## Start DATA SECTION
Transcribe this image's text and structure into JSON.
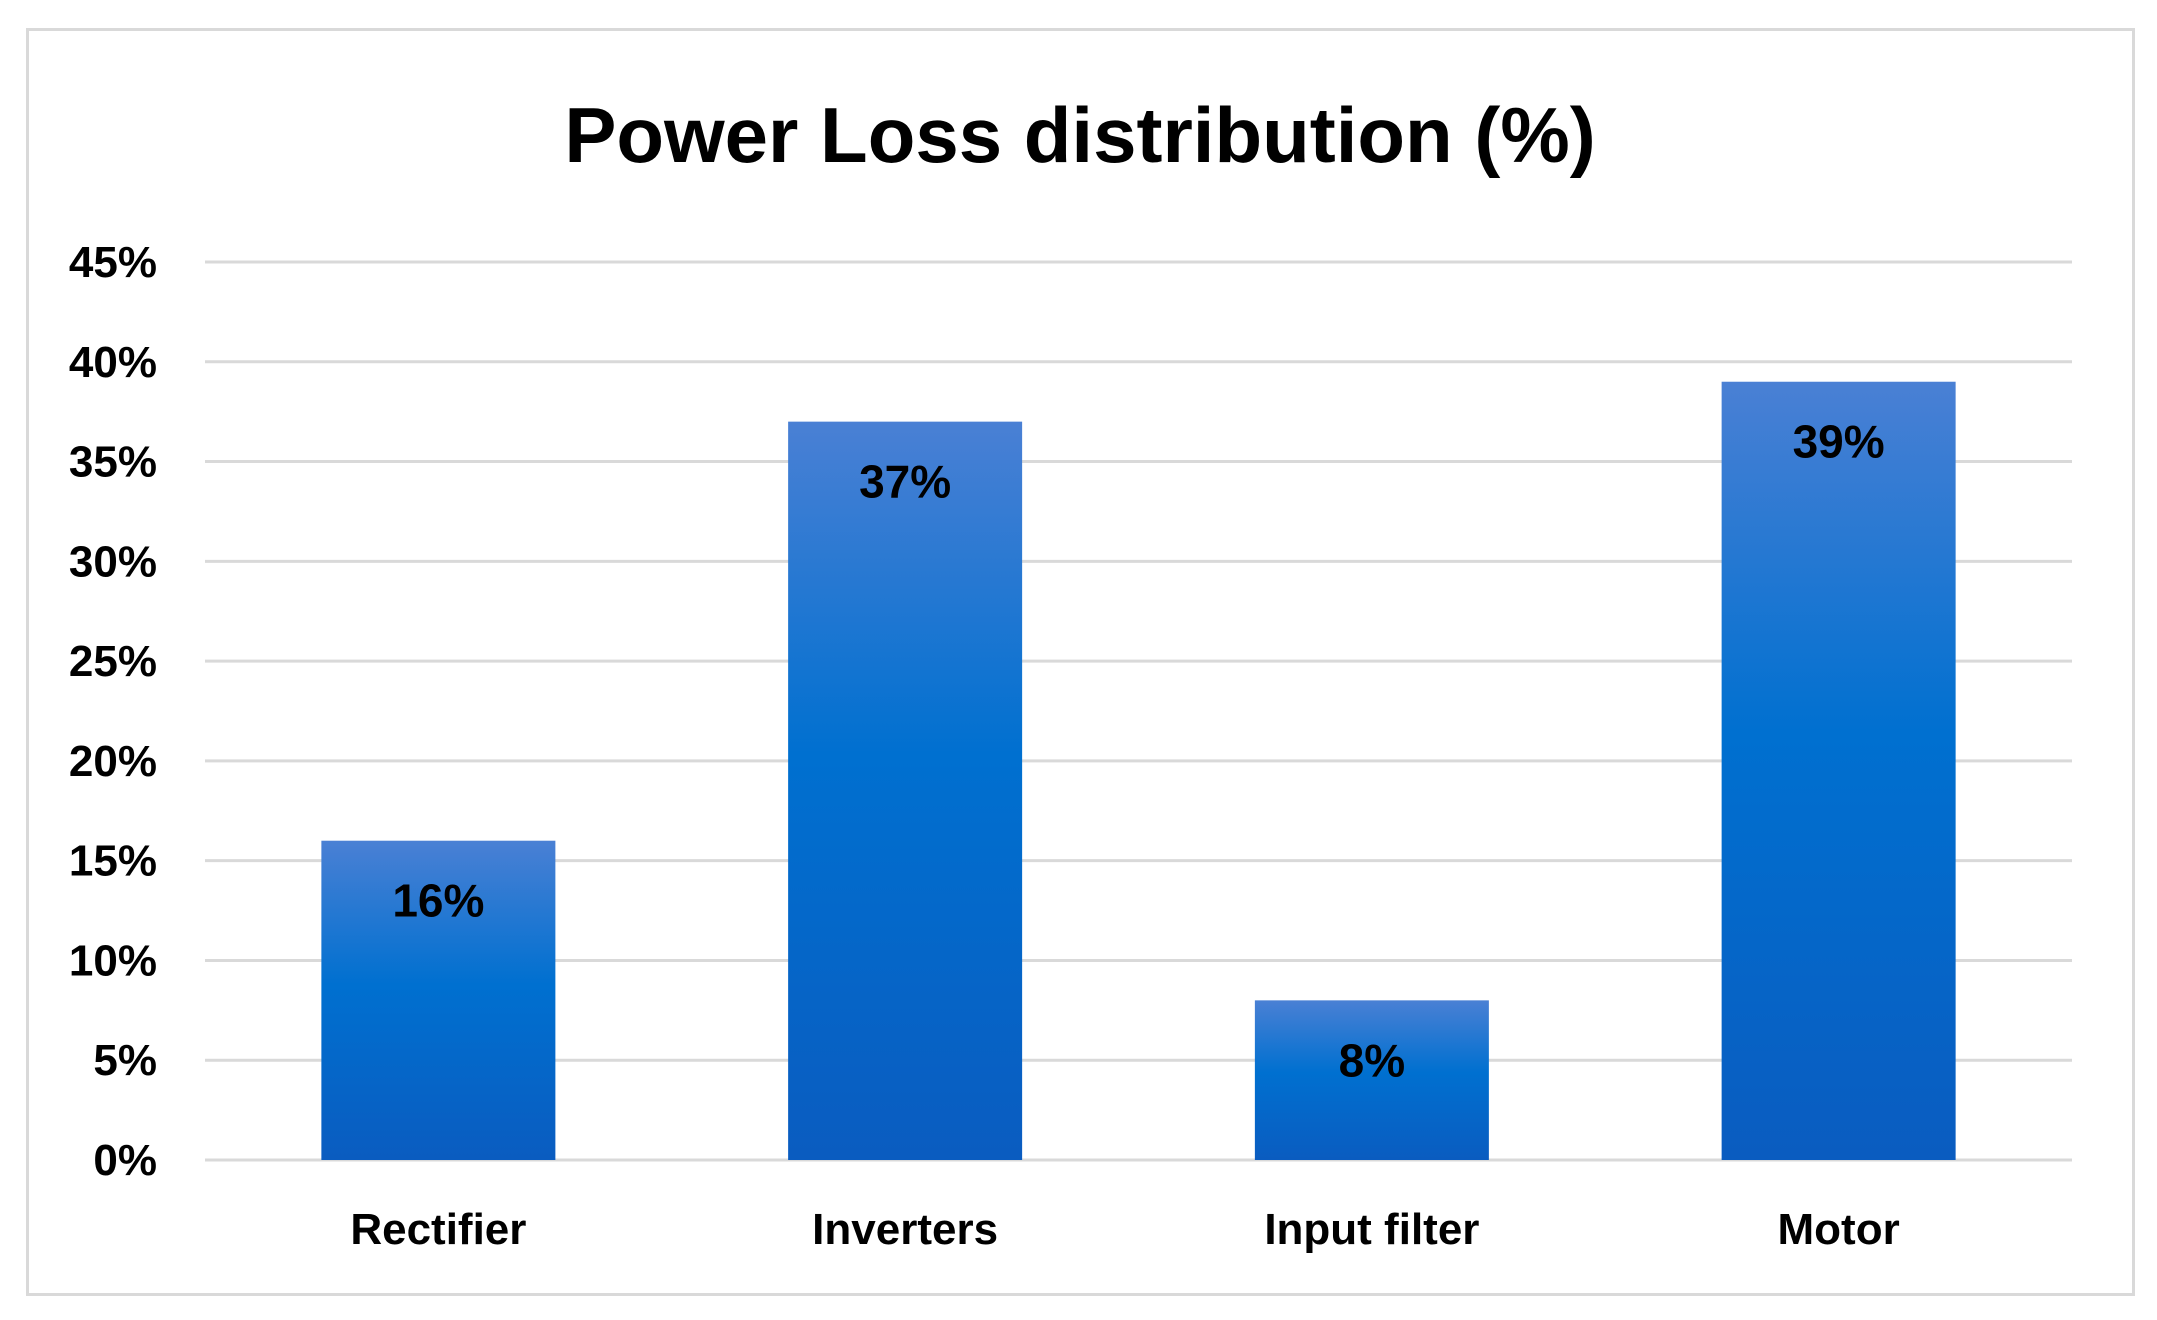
{
  "chart_data": {
    "type": "bar",
    "title": "Power Loss distribution (%)",
    "categories": [
      "Rectifier",
      "Inverters",
      "Input filter",
      "Motor"
    ],
    "values": [
      16,
      37,
      8,
      39
    ],
    "data_labels": [
      "16%",
      "37%",
      "8%",
      "39%"
    ],
    "y_ticks": [
      0,
      5,
      10,
      15,
      20,
      25,
      30,
      35,
      40,
      45
    ],
    "y_tick_labels": [
      "0%",
      "5%",
      "10%",
      "15%",
      "20%",
      "25%",
      "30%",
      "35%",
      "40%",
      "45%"
    ],
    "ylim": [
      0,
      45
    ],
    "xlabel": "",
    "ylabel": "",
    "grid": true,
    "legend": "none",
    "colors": {
      "bar_top": "#4a80d4",
      "bar_mid": "#0070d0",
      "bar_bottom": "#0a5cc0",
      "grid": "#d9d9d9"
    }
  }
}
## End DATA SECTION
EXERCISE AIM: Without the pictures, restate all the entries above exactly.

FULL OUTPUT:
Transcribe this image's text and structure into JSON.
{
  "chart_data": {
    "type": "bar",
    "title": "Power Loss distribution (%)",
    "categories": [
      "Rectifier",
      "Inverters",
      "Input filter",
      "Motor"
    ],
    "values": [
      16,
      37,
      8,
      39
    ],
    "data_labels": [
      "16%",
      "37%",
      "8%",
      "39%"
    ],
    "y_ticks": [
      0,
      5,
      10,
      15,
      20,
      25,
      30,
      35,
      40,
      45
    ],
    "y_tick_labels": [
      "0%",
      "5%",
      "10%",
      "15%",
      "20%",
      "25%",
      "30%",
      "35%",
      "40%",
      "45%"
    ],
    "ylim": [
      0,
      45
    ],
    "xlabel": "",
    "ylabel": "",
    "grid": true,
    "legend": "none",
    "colors": {
      "bar_top": "#4a80d4",
      "bar_mid": "#0070d0",
      "bar_bottom": "#0a5cc0",
      "grid": "#d9d9d9"
    }
  }
}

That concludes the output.